* Begin Provided data *

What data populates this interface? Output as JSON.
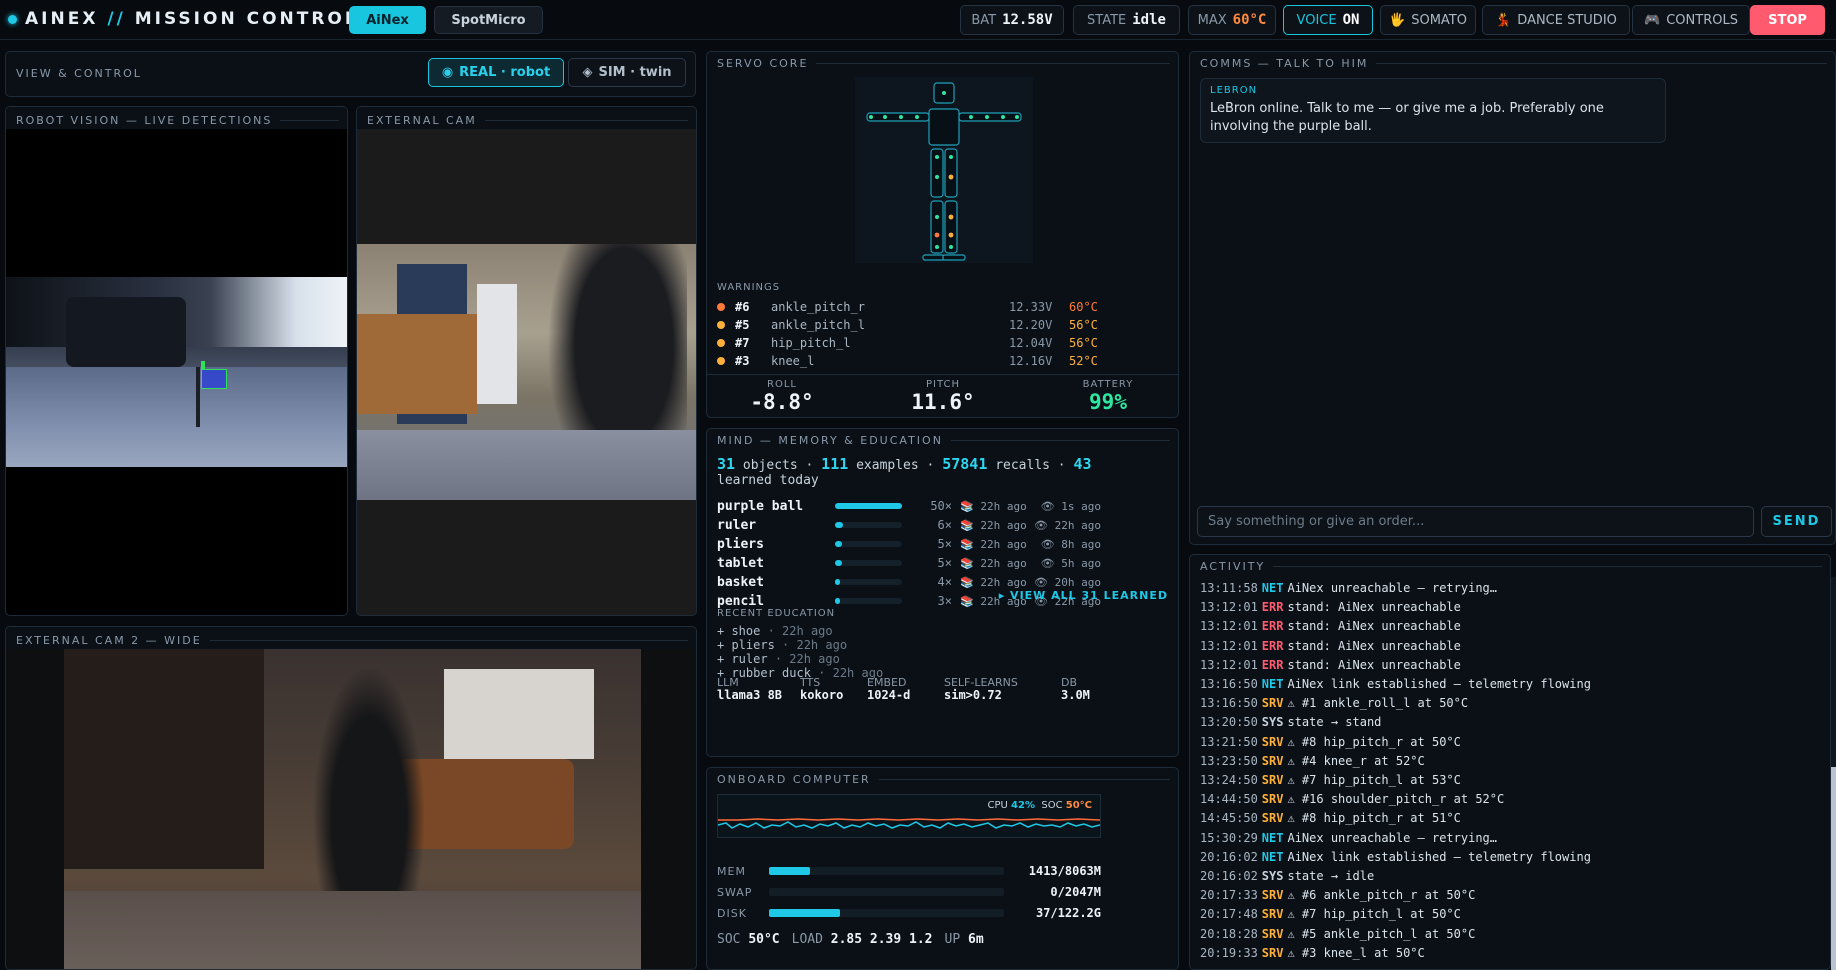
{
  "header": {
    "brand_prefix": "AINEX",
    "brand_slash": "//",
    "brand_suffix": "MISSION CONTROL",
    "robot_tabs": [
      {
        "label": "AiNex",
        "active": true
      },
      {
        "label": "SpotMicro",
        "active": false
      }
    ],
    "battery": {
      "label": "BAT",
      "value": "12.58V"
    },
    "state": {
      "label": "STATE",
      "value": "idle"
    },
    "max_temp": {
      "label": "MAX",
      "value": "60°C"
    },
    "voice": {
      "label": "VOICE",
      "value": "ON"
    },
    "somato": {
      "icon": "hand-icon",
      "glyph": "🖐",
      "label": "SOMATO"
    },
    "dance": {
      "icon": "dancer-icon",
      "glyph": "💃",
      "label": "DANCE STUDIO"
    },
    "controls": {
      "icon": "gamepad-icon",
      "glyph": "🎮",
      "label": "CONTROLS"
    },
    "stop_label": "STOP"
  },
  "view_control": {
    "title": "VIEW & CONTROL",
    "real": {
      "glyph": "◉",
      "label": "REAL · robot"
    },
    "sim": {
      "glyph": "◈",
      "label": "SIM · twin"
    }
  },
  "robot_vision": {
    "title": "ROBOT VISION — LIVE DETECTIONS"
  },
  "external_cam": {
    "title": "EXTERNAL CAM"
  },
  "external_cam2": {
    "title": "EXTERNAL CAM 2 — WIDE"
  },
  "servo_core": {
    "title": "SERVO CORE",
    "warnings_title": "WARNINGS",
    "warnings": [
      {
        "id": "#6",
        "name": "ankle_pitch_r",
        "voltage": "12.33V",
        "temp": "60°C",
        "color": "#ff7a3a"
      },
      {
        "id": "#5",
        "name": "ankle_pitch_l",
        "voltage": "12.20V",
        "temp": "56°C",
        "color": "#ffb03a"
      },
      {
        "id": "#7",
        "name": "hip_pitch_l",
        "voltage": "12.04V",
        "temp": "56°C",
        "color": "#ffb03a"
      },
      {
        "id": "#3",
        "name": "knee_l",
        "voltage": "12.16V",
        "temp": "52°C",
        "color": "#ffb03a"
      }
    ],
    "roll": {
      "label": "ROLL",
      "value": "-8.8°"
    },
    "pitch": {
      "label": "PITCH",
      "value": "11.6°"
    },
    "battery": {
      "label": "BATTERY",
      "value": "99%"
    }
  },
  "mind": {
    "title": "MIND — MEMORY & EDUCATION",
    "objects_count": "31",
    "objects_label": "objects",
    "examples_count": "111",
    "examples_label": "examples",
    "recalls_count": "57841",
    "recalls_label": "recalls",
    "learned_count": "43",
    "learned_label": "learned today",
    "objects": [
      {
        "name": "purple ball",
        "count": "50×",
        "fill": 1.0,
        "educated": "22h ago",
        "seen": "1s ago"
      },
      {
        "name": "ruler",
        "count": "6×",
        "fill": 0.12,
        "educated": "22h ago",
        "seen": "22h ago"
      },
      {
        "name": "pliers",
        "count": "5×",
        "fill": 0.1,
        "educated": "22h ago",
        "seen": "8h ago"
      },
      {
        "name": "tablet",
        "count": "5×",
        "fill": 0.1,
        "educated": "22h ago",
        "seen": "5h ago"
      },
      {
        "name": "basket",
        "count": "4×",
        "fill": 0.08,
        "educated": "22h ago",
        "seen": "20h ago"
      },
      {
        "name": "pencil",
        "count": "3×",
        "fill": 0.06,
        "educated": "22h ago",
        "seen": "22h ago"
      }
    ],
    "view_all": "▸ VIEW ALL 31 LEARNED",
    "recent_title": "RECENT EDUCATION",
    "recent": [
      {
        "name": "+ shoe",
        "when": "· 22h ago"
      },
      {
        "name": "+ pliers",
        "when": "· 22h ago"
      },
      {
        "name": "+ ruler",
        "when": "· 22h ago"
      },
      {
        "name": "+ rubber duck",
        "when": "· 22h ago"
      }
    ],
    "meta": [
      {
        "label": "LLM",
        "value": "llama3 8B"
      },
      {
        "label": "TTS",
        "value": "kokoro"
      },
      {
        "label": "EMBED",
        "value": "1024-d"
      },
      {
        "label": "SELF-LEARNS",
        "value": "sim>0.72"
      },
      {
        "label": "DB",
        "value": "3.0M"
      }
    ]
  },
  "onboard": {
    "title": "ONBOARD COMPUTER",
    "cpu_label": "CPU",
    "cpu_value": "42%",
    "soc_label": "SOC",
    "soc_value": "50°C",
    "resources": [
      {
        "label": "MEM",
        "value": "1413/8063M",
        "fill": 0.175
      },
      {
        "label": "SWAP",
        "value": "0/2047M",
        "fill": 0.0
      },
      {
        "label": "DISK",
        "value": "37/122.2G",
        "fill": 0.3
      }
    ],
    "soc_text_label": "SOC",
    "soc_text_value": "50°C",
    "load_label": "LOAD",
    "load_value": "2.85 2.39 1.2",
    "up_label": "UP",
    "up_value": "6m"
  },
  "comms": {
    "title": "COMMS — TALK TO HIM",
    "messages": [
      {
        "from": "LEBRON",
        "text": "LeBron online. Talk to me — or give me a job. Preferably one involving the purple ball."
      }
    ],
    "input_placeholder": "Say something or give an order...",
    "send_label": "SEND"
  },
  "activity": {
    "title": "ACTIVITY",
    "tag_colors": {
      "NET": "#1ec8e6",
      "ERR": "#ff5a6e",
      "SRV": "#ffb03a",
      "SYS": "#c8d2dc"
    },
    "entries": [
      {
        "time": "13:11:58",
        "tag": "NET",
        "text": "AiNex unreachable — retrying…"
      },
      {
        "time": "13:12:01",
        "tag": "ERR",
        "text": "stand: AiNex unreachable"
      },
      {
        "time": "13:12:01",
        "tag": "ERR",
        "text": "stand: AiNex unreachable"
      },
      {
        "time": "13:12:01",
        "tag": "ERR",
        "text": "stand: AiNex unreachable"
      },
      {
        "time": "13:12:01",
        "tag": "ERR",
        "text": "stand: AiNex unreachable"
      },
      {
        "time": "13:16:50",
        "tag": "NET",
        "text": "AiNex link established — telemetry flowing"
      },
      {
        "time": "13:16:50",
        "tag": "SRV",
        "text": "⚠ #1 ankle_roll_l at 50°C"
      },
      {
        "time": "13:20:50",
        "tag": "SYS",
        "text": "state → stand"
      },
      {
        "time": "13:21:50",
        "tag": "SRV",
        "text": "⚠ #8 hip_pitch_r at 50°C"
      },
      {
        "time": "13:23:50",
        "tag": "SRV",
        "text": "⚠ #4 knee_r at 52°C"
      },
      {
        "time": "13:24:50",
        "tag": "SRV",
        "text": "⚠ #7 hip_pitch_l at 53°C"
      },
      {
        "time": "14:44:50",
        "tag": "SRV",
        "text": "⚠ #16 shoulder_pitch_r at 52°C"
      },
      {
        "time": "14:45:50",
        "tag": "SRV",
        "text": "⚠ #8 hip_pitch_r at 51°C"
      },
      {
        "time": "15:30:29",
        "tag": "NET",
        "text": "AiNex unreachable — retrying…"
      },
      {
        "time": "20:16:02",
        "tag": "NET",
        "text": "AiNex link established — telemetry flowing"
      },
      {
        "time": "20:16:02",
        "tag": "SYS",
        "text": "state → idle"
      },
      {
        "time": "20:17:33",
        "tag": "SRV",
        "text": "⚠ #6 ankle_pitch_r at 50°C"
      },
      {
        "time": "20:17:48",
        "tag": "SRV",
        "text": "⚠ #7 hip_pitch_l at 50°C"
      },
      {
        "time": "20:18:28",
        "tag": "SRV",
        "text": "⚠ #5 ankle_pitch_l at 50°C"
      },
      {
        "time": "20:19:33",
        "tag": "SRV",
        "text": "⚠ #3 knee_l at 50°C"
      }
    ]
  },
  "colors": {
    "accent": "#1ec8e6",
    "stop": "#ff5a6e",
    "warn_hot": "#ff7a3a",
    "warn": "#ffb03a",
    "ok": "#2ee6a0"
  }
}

* End Provided data *
* Begin Provided data *

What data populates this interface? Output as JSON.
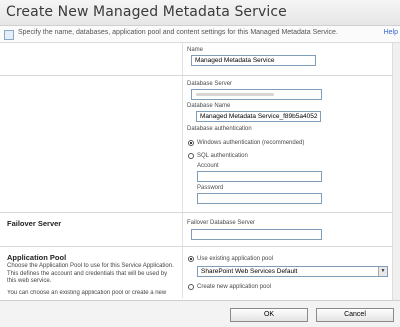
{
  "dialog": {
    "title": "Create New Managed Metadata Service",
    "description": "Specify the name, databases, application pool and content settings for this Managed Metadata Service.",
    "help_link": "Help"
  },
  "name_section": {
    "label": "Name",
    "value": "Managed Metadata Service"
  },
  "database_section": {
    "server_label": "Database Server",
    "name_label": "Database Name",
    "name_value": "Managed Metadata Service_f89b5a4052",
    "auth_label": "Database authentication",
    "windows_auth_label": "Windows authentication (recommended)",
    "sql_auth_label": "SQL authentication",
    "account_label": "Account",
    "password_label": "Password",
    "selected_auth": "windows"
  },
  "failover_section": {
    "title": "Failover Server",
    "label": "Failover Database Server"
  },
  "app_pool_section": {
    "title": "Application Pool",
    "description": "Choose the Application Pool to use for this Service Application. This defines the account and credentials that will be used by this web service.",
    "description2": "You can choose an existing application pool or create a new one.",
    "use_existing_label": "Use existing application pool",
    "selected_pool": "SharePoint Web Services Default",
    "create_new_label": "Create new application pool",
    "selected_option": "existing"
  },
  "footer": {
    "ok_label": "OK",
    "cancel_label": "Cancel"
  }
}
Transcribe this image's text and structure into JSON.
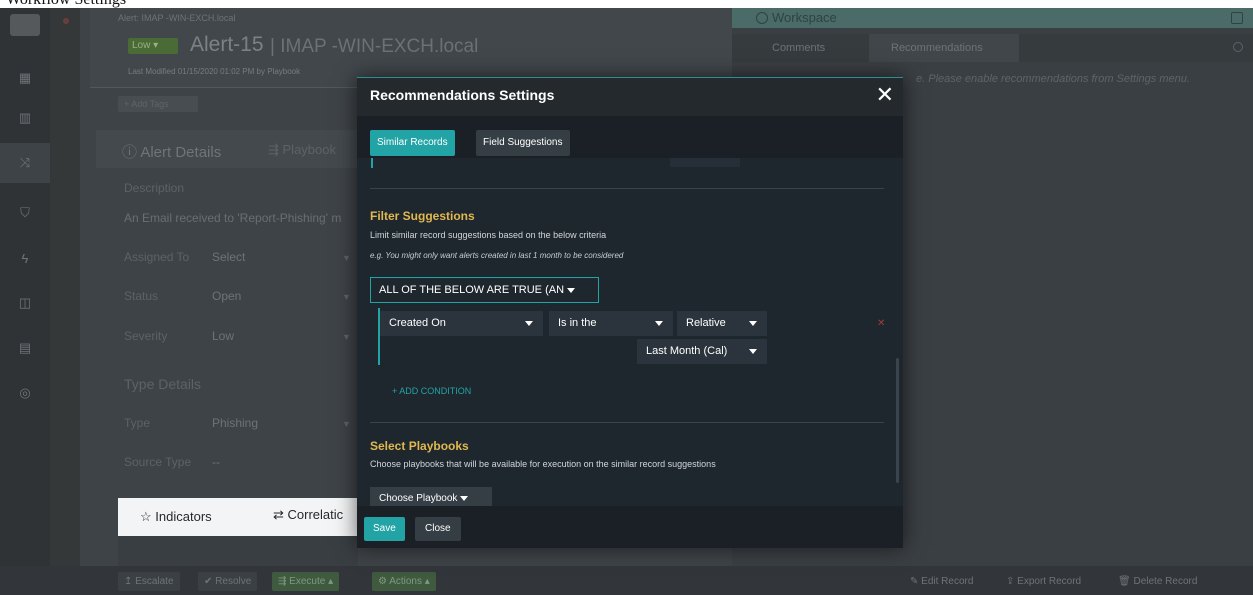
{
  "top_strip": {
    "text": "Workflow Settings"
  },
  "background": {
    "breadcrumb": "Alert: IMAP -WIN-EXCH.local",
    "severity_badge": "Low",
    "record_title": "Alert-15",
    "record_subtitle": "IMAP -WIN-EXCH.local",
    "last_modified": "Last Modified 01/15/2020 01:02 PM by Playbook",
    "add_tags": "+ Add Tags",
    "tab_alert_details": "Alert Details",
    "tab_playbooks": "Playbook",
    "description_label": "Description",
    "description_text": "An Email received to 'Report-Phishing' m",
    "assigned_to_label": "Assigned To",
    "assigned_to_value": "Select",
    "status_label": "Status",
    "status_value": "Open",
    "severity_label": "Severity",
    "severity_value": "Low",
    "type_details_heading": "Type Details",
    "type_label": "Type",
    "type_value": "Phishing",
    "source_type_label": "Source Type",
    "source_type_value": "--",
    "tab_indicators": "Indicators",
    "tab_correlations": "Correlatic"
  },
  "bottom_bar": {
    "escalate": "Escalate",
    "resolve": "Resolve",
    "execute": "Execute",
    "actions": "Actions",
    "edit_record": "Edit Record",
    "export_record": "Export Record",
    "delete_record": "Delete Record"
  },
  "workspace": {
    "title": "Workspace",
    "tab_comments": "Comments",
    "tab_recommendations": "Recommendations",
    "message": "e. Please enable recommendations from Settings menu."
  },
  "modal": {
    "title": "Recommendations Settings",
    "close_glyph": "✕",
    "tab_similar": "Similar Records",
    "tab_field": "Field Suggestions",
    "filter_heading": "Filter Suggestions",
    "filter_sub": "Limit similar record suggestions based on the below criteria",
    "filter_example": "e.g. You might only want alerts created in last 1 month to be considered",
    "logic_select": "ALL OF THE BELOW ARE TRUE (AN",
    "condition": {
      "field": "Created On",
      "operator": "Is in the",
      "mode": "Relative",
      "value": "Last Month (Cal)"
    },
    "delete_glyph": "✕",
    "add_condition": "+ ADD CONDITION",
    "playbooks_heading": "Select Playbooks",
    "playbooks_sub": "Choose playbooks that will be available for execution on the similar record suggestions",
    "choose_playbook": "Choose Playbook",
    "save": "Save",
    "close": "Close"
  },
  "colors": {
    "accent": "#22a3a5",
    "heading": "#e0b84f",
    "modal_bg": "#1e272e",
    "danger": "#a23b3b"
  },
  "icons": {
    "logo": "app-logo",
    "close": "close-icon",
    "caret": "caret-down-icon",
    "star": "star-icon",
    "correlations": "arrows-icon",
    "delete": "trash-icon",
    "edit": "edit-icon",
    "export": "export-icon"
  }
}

* End Provided data *
* Begin Provided data *

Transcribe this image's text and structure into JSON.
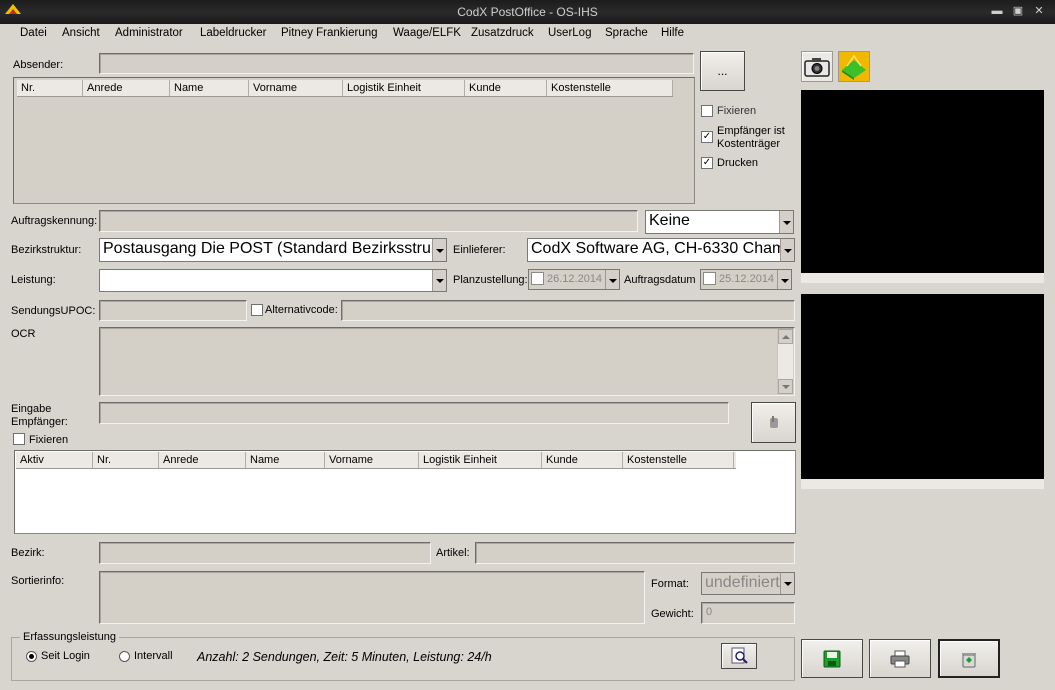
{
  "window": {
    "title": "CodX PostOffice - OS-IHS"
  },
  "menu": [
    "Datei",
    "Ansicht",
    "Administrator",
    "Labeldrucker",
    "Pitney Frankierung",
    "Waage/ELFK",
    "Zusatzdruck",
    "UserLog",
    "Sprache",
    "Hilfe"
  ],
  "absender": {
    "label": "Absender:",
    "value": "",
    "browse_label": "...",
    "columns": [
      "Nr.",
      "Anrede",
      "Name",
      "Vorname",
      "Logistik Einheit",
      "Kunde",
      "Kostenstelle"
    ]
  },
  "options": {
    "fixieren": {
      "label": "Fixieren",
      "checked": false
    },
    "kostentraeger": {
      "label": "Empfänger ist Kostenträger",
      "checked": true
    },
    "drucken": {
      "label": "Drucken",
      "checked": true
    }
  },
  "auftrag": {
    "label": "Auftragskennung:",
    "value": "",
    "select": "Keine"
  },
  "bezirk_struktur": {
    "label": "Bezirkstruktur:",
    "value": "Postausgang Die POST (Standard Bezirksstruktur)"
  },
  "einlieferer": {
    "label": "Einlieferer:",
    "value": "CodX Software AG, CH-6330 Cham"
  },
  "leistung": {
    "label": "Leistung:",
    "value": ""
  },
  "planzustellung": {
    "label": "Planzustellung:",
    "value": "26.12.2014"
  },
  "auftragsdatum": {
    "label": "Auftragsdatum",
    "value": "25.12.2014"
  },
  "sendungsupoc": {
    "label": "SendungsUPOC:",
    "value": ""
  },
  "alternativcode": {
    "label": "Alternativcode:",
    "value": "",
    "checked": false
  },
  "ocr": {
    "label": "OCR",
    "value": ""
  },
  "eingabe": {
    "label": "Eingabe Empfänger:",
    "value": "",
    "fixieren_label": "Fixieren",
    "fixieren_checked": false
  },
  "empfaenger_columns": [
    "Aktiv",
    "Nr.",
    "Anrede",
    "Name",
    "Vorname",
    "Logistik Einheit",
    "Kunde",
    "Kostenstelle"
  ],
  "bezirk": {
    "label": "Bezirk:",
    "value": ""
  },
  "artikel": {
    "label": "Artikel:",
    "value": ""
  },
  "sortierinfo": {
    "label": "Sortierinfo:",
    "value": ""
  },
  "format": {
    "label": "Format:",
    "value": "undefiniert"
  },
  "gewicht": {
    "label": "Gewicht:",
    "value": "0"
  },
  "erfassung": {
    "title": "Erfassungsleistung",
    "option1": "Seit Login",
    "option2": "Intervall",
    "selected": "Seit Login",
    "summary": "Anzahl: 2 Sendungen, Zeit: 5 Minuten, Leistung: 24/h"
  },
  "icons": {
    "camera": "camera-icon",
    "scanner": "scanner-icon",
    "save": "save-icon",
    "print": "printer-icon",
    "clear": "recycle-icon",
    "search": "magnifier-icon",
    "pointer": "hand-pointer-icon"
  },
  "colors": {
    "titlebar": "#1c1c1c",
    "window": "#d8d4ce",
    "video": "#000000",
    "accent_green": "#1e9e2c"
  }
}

* End Provided data *

## Aim
Among the entries above, identify all lines with "EDUCATION" and copy them.

## Exercise result
    "title": "MIND — MEMORY & EDUCATION",
    "recent_title": "RECENT EDUCATION",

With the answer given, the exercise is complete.